── RECORDS PROVIDED

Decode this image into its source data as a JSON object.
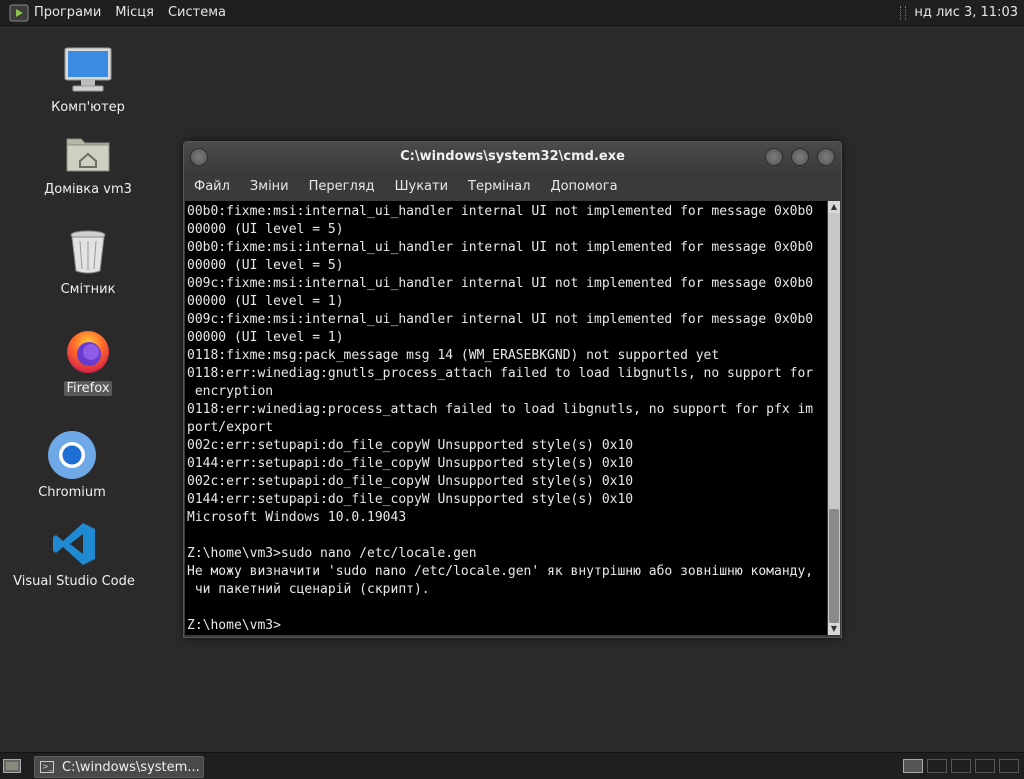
{
  "top_panel": {
    "menu_programs": "Програми",
    "menu_places": "Місця",
    "menu_system": "Система",
    "clock": "нд лис 3, 11:03",
    "logo_icon": "terminal-play-icon"
  },
  "desktop": {
    "icons": [
      {
        "label": "Комп'ютер",
        "icon": "computer-icon"
      },
      {
        "label": "Домівка vm3",
        "icon": "home-folder-icon"
      },
      {
        "label": "Смітник",
        "icon": "trash-icon"
      },
      {
        "label": "Firefox",
        "icon": "firefox-icon"
      },
      {
        "label": "Chromium",
        "icon": "chromium-icon"
      },
      {
        "label": "Visual Studio Code",
        "icon": "vscode-icon"
      }
    ]
  },
  "window": {
    "title": "C:\\windows\\system32\\cmd.exe",
    "menu": {
      "file": "Файл",
      "edit": "Зміни",
      "view": "Перегляд",
      "search": "Шукати",
      "terminal": "Термінал",
      "help": "Допомога"
    },
    "terminal_text": "00b0:fixme:msi:internal_ui_handler internal UI not implemented for message 0x0b0\n00000 (UI level = 5)\n00b0:fixme:msi:internal_ui_handler internal UI not implemented for message 0x0b0\n00000 (UI level = 5)\n009c:fixme:msi:internal_ui_handler internal UI not implemented for message 0x0b0\n00000 (UI level = 1)\n009c:fixme:msi:internal_ui_handler internal UI not implemented for message 0x0b0\n00000 (UI level = 1)\n0118:fixme:msg:pack_message msg 14 (WM_ERASEBKGND) not supported yet\n0118:err:winediag:gnutls_process_attach failed to load libgnutls, no support for\n encryption\n0118:err:winediag:process_attach failed to load libgnutls, no support for pfx im\nport/export\n002c:err:setupapi:do_file_copyW Unsupported style(s) 0x10\n0144:err:setupapi:do_file_copyW Unsupported style(s) 0x10\n002c:err:setupapi:do_file_copyW Unsupported style(s) 0x10\n0144:err:setupapi:do_file_copyW Unsupported style(s) 0x10\nMicrosoft Windows 10.0.19043\n\nZ:\\home\\vm3>sudo nano /etc/locale.gen\nНе можу визначити 'sudo nano /etc/locale.gen' як внутрішню або зовнішню команду,\n чи пакетний сценарій (скрипт).\n\nZ:\\home\\vm3>"
  },
  "taskbar": {
    "task_label": "C:\\windows\\system...",
    "show_desktop_icon": "show-desktop-icon"
  },
  "colors": {
    "desktop_bg": "#2a2a2a",
    "panel_bg": "#1f1f1f",
    "terminal_bg": "#000000",
    "terminal_fg": "#e8e8e8"
  }
}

────

**REQUIREMENT**
Write out the entries above word for word. Do not include the pictures.

**THE RESPONSE**
Decode this image into its source data as a JSON object.
{
  "top_panel": {
    "menu_programs": "Програми",
    "menu_places": "Місця",
    "menu_system": "Система",
    "clock": "нд лис 3, 11:03",
    "logo_icon": "terminal-play-icon"
  },
  "desktop": {
    "icons": [
      {
        "label": "Комп'ютер",
        "icon": "computer-icon"
      },
      {
        "label": "Домівка vm3",
        "icon": "home-folder-icon"
      },
      {
        "label": "Смітник",
        "icon": "trash-icon"
      },
      {
        "label": "Firefox",
        "icon": "firefox-icon"
      },
      {
        "label": "Chromium",
        "icon": "chromium-icon"
      },
      {
        "label": "Visual Studio Code",
        "icon": "vscode-icon"
      }
    ]
  },
  "window": {
    "title": "C:\\windows\\system32\\cmd.exe",
    "menu": {
      "file": "Файл",
      "edit": "Зміни",
      "view": "Перегляд",
      "search": "Шукати",
      "terminal": "Термінал",
      "help": "Допомога"
    },
    "terminal_text": "00b0:fixme:msi:internal_ui_handler internal UI not implemented for message 0x0b0\n00000 (UI level = 5)\n00b0:fixme:msi:internal_ui_handler internal UI not implemented for message 0x0b0\n00000 (UI level = 5)\n009c:fixme:msi:internal_ui_handler internal UI not implemented for message 0x0b0\n00000 (UI level = 1)\n009c:fixme:msi:internal_ui_handler internal UI not implemented for message 0x0b0\n00000 (UI level = 1)\n0118:fixme:msg:pack_message msg 14 (WM_ERASEBKGND) not supported yet\n0118:err:winediag:gnutls_process_attach failed to load libgnutls, no support for\n encryption\n0118:err:winediag:process_attach failed to load libgnutls, no support for pfx im\nport/export\n002c:err:setupapi:do_file_copyW Unsupported style(s) 0x10\n0144:err:setupapi:do_file_copyW Unsupported style(s) 0x10\n002c:err:setupapi:do_file_copyW Unsupported style(s) 0x10\n0144:err:setupapi:do_file_copyW Unsupported style(s) 0x10\nMicrosoft Windows 10.0.19043\n\nZ:\\home\\vm3>sudo nano /etc/locale.gen\nНе можу визначити 'sudo nano /etc/locale.gen' як внутрішню або зовнішню команду,\n чи пакетний сценарій (скрипт).\n\nZ:\\home\\vm3>"
  },
  "taskbar": {
    "task_label": "C:\\windows\\system...",
    "show_desktop_icon": "show-desktop-icon"
  },
  "colors": {
    "desktop_bg": "#2a2a2a",
    "panel_bg": "#1f1f1f",
    "terminal_bg": "#000000",
    "terminal_fg": "#e8e8e8"
  }
}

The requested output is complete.